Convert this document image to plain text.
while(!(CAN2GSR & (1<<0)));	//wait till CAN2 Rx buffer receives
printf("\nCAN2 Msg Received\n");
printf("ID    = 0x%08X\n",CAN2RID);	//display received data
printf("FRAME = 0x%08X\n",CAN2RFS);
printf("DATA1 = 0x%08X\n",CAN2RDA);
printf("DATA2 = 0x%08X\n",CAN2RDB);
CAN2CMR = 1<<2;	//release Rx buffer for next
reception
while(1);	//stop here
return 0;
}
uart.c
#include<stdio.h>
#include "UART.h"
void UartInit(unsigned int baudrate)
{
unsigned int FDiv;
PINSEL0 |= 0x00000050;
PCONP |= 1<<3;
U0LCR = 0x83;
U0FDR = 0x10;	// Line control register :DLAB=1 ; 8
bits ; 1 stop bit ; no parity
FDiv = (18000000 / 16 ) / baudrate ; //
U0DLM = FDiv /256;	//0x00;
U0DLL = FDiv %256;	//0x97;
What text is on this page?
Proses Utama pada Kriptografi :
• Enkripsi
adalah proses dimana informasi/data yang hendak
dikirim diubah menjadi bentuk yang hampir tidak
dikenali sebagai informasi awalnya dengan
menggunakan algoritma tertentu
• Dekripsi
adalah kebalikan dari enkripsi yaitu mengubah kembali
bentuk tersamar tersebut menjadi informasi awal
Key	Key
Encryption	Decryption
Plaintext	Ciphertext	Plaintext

+---+

- **THE TASK**:
Pull out all lines from the entries above in which the word "this" appears.

- **THE OUTPUT**:
Convert this document image to plain text.
What text is on this page?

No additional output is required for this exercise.